## Exercise requirements
Could you copy every line from the material below in which "Convert" appears?
※ ※ ※
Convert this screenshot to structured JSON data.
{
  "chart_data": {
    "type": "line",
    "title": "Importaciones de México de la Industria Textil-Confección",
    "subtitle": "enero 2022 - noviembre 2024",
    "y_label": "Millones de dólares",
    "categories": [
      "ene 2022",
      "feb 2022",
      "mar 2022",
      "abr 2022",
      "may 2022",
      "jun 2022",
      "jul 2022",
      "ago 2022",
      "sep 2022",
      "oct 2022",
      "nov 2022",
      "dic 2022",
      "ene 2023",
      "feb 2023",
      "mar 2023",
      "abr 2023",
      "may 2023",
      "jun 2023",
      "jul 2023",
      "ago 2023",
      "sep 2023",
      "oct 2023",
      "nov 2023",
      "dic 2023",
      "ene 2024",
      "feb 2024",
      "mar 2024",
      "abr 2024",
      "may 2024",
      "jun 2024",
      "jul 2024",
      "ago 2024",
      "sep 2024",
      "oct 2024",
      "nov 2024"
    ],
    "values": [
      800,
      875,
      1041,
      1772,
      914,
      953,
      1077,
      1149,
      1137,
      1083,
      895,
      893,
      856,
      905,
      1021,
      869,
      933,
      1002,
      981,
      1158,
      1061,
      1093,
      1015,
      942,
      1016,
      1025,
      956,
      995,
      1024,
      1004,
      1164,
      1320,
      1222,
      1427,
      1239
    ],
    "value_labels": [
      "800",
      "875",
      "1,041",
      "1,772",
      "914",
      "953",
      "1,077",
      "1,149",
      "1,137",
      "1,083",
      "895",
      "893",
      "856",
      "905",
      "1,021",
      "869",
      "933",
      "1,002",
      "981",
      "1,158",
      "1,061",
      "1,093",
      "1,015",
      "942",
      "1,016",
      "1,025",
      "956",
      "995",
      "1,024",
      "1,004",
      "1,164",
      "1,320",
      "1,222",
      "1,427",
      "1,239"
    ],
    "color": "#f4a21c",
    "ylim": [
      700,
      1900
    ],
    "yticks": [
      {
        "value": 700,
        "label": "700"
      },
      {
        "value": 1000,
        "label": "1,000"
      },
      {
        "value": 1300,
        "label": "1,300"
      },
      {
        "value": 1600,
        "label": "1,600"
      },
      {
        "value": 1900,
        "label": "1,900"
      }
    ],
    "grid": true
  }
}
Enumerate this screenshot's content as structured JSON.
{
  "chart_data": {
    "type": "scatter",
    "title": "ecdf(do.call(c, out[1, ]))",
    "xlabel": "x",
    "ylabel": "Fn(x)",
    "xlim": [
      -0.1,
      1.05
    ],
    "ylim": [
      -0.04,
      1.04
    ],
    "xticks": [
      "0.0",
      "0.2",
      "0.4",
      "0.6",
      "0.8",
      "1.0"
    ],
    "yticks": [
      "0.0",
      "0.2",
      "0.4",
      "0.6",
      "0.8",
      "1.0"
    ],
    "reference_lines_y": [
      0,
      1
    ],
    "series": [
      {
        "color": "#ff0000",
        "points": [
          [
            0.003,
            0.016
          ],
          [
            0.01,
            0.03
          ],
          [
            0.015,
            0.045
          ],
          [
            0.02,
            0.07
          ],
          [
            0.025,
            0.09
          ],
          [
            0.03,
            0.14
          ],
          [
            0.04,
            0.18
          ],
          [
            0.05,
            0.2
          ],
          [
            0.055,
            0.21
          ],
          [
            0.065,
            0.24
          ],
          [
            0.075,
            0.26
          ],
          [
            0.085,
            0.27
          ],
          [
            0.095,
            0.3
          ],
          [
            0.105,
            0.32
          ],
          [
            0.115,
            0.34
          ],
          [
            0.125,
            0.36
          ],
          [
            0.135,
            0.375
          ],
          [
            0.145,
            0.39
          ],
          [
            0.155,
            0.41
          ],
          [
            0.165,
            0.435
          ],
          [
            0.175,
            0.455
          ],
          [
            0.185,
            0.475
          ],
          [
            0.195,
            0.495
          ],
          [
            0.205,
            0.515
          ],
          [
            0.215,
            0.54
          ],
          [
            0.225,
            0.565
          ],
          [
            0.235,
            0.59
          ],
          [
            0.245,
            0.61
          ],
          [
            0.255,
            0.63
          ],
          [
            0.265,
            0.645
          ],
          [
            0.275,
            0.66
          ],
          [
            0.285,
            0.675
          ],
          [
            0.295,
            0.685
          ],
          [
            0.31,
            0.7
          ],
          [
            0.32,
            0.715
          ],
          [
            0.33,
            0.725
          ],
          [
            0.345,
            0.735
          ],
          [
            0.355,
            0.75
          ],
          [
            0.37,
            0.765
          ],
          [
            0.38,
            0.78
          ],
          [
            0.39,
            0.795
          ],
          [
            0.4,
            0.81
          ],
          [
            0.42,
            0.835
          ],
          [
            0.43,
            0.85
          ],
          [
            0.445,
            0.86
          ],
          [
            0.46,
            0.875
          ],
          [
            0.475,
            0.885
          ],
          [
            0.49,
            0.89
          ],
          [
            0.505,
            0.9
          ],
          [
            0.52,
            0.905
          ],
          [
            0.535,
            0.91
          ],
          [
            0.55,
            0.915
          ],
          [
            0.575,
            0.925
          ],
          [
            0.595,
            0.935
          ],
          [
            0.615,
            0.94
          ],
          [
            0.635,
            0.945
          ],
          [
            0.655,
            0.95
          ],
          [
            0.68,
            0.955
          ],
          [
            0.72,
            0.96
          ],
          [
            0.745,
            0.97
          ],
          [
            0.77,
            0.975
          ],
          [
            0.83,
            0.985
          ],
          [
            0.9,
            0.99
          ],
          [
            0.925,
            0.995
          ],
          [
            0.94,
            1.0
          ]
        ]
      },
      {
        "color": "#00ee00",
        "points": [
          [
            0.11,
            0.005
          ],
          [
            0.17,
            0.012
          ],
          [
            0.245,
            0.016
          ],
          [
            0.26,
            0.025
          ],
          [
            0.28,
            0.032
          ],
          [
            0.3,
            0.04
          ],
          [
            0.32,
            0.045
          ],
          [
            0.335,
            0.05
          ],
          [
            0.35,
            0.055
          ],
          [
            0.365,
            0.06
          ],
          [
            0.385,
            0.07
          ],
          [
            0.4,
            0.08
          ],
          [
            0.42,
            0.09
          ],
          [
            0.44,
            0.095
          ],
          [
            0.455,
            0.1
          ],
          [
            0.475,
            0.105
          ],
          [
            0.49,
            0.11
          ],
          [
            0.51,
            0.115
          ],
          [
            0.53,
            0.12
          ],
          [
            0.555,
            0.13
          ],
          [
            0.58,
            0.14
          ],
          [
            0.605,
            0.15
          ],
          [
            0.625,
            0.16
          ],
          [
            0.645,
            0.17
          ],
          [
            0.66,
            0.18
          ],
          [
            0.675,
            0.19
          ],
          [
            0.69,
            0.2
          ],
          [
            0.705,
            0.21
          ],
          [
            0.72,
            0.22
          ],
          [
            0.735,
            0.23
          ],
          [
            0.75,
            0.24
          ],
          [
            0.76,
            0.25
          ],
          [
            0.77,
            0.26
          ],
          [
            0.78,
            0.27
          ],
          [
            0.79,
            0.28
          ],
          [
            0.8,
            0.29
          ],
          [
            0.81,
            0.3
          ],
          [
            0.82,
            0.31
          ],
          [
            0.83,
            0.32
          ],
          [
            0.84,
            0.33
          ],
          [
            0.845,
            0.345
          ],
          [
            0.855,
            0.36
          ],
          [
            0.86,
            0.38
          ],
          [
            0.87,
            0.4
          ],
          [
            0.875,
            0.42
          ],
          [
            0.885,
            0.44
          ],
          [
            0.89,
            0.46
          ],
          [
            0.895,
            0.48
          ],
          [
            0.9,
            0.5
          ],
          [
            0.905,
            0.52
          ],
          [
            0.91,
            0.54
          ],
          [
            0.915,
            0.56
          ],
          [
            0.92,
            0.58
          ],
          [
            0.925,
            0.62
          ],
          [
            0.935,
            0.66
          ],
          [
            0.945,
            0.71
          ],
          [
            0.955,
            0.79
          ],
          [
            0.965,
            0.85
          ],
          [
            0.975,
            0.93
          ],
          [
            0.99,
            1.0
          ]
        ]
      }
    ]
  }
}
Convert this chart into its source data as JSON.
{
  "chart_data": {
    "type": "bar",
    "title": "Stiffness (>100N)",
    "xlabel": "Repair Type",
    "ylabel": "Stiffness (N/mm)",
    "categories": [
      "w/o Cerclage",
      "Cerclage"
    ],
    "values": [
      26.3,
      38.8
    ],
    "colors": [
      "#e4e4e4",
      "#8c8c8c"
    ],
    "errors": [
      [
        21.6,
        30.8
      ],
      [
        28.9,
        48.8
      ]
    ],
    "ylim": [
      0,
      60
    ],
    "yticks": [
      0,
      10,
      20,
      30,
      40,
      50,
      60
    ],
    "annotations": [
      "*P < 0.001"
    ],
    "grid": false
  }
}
※ ※ ※
## The output
Convert this screenshot to structured JSON data.
Convert this chart into its source data as JSON.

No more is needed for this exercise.